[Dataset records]
━━━━━━━━━━

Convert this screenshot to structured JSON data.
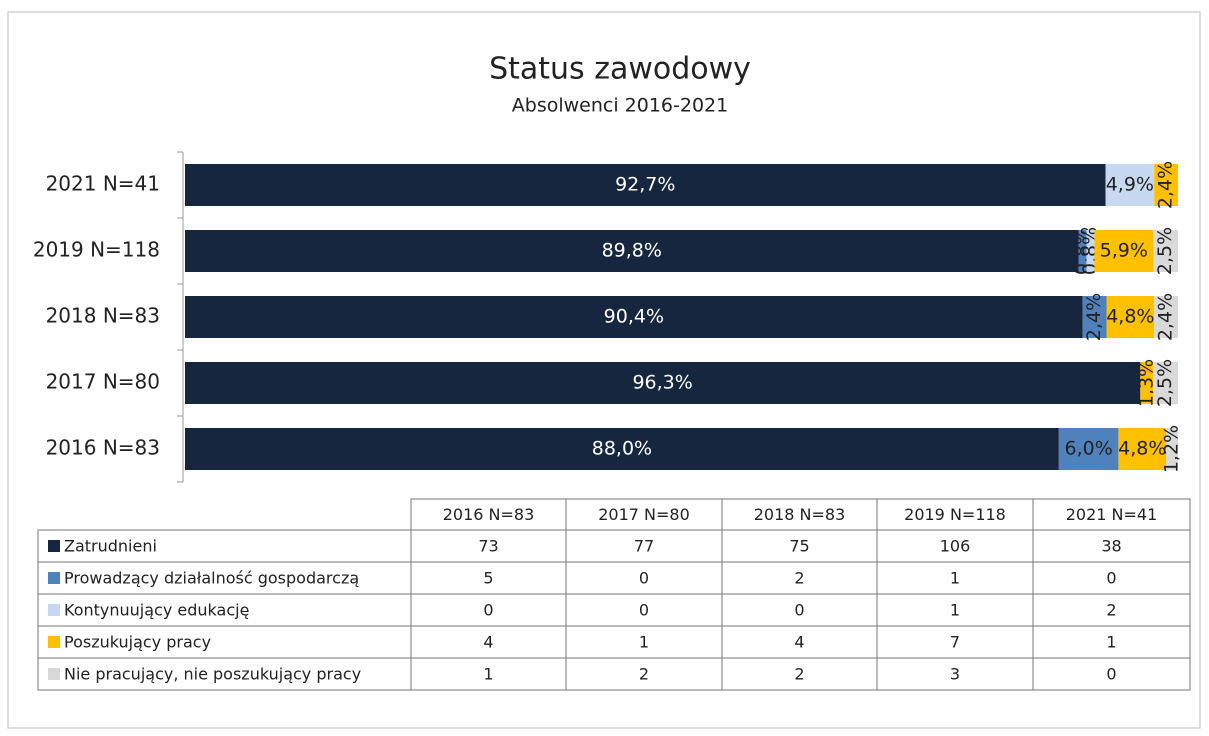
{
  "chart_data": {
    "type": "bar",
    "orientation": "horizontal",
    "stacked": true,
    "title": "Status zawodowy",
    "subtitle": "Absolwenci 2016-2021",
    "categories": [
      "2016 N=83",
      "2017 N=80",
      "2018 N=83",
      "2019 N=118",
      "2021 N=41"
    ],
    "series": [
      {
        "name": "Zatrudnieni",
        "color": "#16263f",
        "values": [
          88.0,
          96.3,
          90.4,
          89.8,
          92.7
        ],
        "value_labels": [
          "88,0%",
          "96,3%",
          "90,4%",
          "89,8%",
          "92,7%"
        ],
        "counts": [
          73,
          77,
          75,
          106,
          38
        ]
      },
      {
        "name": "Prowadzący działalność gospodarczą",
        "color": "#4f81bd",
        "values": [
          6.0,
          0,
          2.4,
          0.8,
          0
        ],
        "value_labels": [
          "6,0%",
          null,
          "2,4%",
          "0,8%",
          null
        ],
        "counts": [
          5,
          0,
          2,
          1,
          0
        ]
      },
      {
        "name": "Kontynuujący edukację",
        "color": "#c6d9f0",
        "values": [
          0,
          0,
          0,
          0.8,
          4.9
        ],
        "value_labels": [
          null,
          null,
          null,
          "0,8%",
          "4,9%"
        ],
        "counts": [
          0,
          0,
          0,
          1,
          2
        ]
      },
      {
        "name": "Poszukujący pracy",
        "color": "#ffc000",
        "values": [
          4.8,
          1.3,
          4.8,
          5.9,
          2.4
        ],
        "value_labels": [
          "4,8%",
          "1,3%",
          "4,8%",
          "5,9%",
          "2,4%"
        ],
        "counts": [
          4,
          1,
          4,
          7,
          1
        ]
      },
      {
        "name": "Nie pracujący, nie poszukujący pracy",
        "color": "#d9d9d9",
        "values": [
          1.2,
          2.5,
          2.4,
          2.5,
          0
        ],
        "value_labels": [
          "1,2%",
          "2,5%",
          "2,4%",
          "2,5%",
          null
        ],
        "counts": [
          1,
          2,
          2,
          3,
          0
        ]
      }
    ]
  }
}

━━━━━━━━━━

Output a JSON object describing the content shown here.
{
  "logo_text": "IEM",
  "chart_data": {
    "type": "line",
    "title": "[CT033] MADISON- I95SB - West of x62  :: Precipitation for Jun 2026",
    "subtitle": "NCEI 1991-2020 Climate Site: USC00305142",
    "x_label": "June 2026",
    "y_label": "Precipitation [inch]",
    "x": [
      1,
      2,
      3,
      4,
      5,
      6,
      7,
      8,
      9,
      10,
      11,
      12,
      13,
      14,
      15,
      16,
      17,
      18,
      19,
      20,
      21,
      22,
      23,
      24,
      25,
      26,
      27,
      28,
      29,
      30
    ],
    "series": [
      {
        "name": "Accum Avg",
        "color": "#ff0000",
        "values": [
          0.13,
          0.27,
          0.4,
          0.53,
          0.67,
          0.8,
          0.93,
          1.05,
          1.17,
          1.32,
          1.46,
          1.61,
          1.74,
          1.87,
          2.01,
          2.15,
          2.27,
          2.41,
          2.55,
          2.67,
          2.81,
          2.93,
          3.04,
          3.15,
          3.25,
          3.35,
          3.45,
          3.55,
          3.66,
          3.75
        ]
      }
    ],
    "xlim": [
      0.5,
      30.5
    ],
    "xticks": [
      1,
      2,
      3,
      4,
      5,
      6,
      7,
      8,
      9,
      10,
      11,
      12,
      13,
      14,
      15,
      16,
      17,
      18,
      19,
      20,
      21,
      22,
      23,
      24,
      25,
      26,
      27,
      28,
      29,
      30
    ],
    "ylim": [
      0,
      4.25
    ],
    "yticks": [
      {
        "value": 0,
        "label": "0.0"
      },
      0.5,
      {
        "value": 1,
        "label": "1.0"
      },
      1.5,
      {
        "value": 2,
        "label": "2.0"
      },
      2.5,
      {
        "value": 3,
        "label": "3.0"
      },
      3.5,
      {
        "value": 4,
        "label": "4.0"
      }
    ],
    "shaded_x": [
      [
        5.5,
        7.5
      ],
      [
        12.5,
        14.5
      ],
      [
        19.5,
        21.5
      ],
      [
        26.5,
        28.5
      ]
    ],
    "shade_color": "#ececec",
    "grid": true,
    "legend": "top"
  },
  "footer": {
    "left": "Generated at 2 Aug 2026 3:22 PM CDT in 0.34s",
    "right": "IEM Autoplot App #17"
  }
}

━━━━━━━━━━

The exercise:
Provide the number of lines in the data above that contain the string "subtitle", and nothing else.

Result of this exercise:
2